# TASK PROMPT
Copy the records below exactly as they appear.

=== DATA FOR PROCESSING ===

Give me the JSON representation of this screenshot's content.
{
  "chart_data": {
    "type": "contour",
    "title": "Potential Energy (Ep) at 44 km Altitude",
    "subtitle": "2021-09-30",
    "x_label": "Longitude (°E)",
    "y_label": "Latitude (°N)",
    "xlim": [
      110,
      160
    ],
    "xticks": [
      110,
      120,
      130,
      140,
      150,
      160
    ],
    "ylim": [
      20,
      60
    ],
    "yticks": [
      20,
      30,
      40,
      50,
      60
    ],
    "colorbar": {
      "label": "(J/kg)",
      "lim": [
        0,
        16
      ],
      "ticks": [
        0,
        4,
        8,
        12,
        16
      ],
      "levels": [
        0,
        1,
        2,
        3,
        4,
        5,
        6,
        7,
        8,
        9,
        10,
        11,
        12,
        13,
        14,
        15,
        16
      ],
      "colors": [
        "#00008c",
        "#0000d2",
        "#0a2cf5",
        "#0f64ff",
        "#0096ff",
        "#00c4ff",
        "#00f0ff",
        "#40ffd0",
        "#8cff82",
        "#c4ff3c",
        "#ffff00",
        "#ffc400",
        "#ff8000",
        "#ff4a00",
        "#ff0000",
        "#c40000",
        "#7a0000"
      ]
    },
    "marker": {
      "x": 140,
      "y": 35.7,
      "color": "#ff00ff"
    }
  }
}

===

# EXERCISE RESULT
Give me the JSON representation of this screenshot's content.
{
  "chart_data": {
    "type": "contour",
    "title": "Potential Energy (Ep) at 44 km Altitude",
    "subtitle": "2021-09-30",
    "x_label": "Longitude (°E)",
    "y_label": "Latitude (°N)",
    "xlim": [
      110,
      160
    ],
    "xticks": [
      110,
      120,
      130,
      140,
      150,
      160
    ],
    "ylim": [
      20,
      60
    ],
    "yticks": [
      20,
      30,
      40,
      50,
      60
    ],
    "colorbar": {
      "label": "(J/kg)",
      "lim": [
        0,
        16
      ],
      "ticks": [
        0,
        4,
        8,
        12,
        16
      ],
      "levels": [
        0,
        1,
        2,
        3,
        4,
        5,
        6,
        7,
        8,
        9,
        10,
        11,
        12,
        13,
        14,
        15,
        16
      ],
      "colors": [
        "#00008c",
        "#0000d2",
        "#0a2cf5",
        "#0f64ff",
        "#0096ff",
        "#00c4ff",
        "#00f0ff",
        "#40ffd0",
        "#8cff82",
        "#c4ff3c",
        "#ffff00",
        "#ffc400",
        "#ff8000",
        "#ff4a00",
        "#ff0000",
        "#c40000",
        "#7a0000"
      ]
    },
    "marker": {
      "x": 140,
      "y": 35.7,
      "color": "#ff00ff"
    }
  }
}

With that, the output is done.